§ **Task description**
Every entry below must be repeated exactly; skip the pictures.

==*==

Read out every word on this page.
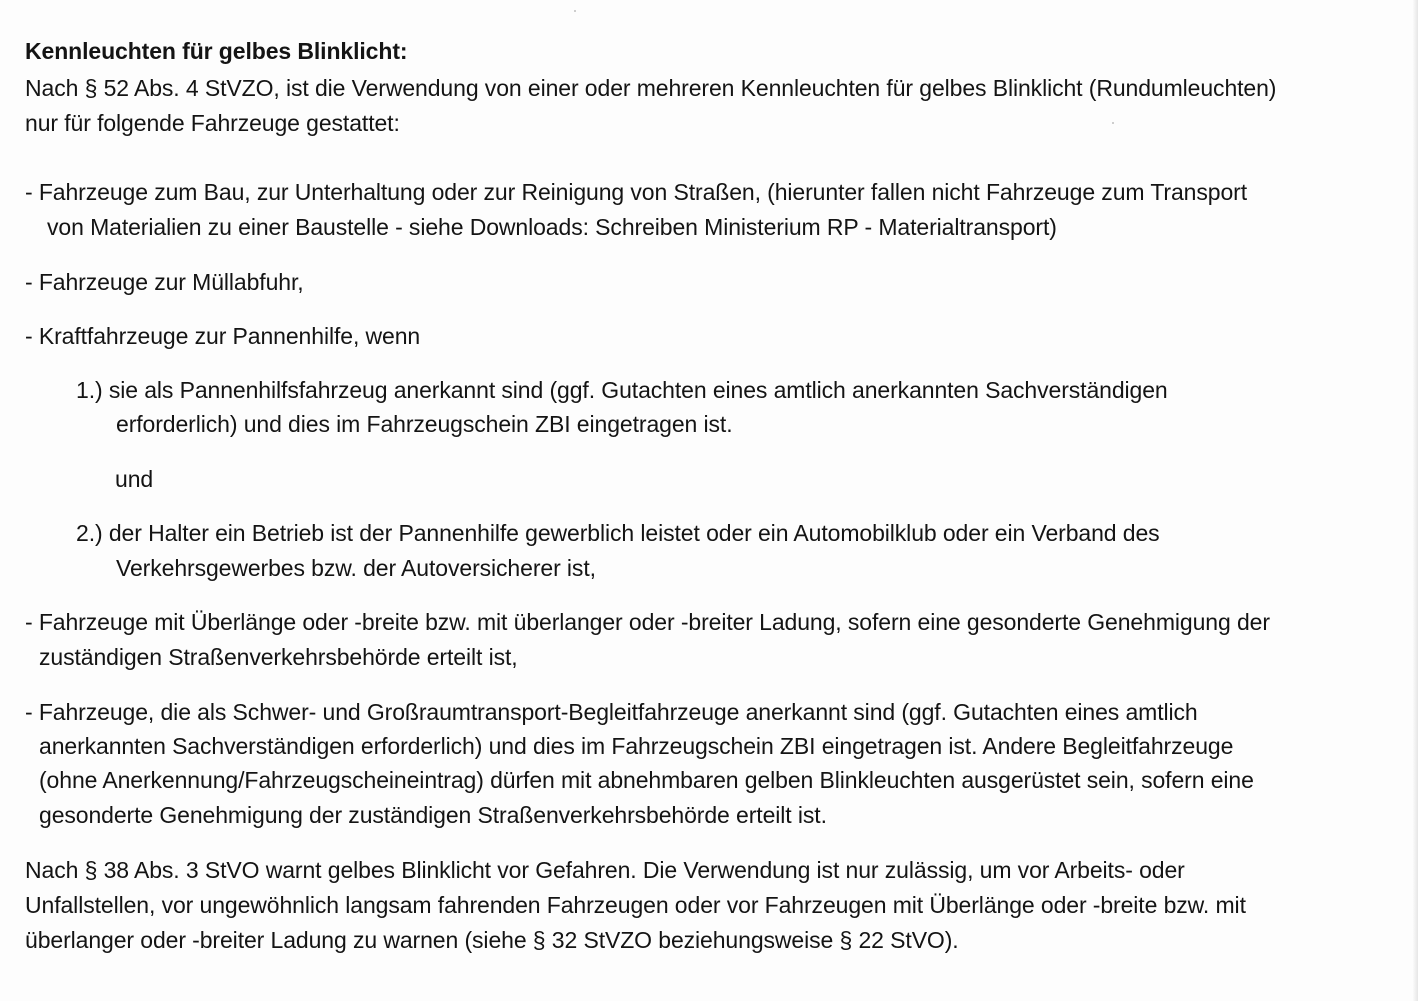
Kennleuchten für gelbes Blinklicht:
Nach § 52 Abs. 4 StVZO, ist die Verwendung von einer oder mehreren Kennleuchten für gelbes Blinklicht (Rundumleuchten)
nur für folgende Fahrzeuge gestattet:
- Fahrzeuge zum Bau, zur Unterhaltung oder zur Reinigung von Straßen, (hierunter fallen nicht Fahrzeuge zum Transport
von Materialien zu einer Baustelle - siehe Downloads: Schreiben Ministerium RP - Materialtransport)
- Fahrzeuge zur Müllabfuhr,
- Kraftfahrzeuge zur Pannenhilfe, wenn
1.) sie als Pannenhilfsfahrzeug anerkannt sind (ggf. Gutachten eines amtlich anerkannten Sachverständigen
erforderlich) und dies im Fahrzeugschein ZBI eingetragen ist.
und
2.) der Halter ein Betrieb ist der Pannenhilfe gewerblich leistet oder ein Automobilklub oder ein Verband des
Verkehrsgewerbes bzw. der Autoversicherer ist,
- Fahrzeuge mit Überlänge oder -breite bzw. mit überlanger oder -breiter Ladung, sofern eine gesonderte Genehmigung der
zuständigen Straßenverkehrsbehörde erteilt ist,
- Fahrzeuge, die als Schwer- und Großraumtransport-Begleitfahrzeuge anerkannt sind (ggf. Gutachten eines amtlich
anerkannten Sachverständigen erforderlich) und dies im Fahrzeugschein ZBI eingetragen ist. Andere Begleitfahrzeuge
(ohne Anerkennung/Fahrzeugscheineintrag) dürfen mit abnehmbaren gelben Blinkleuchten ausgerüstet sein, sofern eine
gesonderte Genehmigung der zuständigen Straßenverkehrsbehörde erteilt ist.
Nach § 38 Abs. 3 StVO warnt gelbes Blinklicht vor Gefahren. Die Verwendung ist nur zulässig, um vor Arbeits- oder
Unfallstellen, vor ungewöhnlich langsam fahrenden Fahrzeugen oder vor Fahrzeugen mit Überlänge oder -breite bzw. mit
überlanger oder -breiter Ladung zu warnen (siehe § 32 StVZO beziehungsweise § 22 StVO).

==*==

§ **Result for this task**
Read out every word on this page.
Kennleuchten für gelbes Blinklicht:
Nach § 52 Abs. 4 StVZO, ist die Verwendung von einer oder mehreren Kennleuchten für gelbes Blinklicht (Rundumleuchten)
nur für folgende Fahrzeuge gestattet:
- Fahrzeuge zum Bau, zur Unterhaltung oder zur Reinigung von Straßen, (hierunter fallen nicht Fahrzeuge zum Transport
von Materialien zu einer Baustelle - siehe Downloads: Schreiben Ministerium RP - Materialtransport)
- Fahrzeuge zur Müllabfuhr,
- Kraftfahrzeuge zur Pannenhilfe, wenn
1.) sie als Pannenhilfsfahrzeug anerkannt sind (ggf. Gutachten eines amtlich anerkannten Sachverständigen
erforderlich) und dies im Fahrzeugschein ZBI eingetragen ist.
und
2.) der Halter ein Betrieb ist der Pannenhilfe gewerblich leistet oder ein Automobilklub oder ein Verband des
Verkehrsgewerbes bzw. der Autoversicherer ist,
- Fahrzeuge mit Überlänge oder -breite bzw. mit überlanger oder -breiter Ladung, sofern eine gesonderte Genehmigung der
zuständigen Straßenverkehrsbehörde erteilt ist,
- Fahrzeuge, die als Schwer- und Großraumtransport-Begleitfahrzeuge anerkannt sind (ggf. Gutachten eines amtlich
anerkannten Sachverständigen erforderlich) und dies im Fahrzeugschein ZBI eingetragen ist. Andere Begleitfahrzeuge
(ohne Anerkennung/Fahrzeugscheineintrag) dürfen mit abnehmbaren gelben Blinkleuchten ausgerüstet sein, sofern eine
gesonderte Genehmigung der zuständigen Straßenverkehrsbehörde erteilt ist.
Nach § 38 Abs. 3 StVO warnt gelbes Blinklicht vor Gefahren. Die Verwendung ist nur zulässig, um vor Arbeits- oder
Unfallstellen, vor ungewöhnlich langsam fahrenden Fahrzeugen oder vor Fahrzeugen mit Überlänge oder -breite bzw. mit
überlanger oder -breiter Ladung zu warnen (siehe § 32 StVZO beziehungsweise § 22 StVO).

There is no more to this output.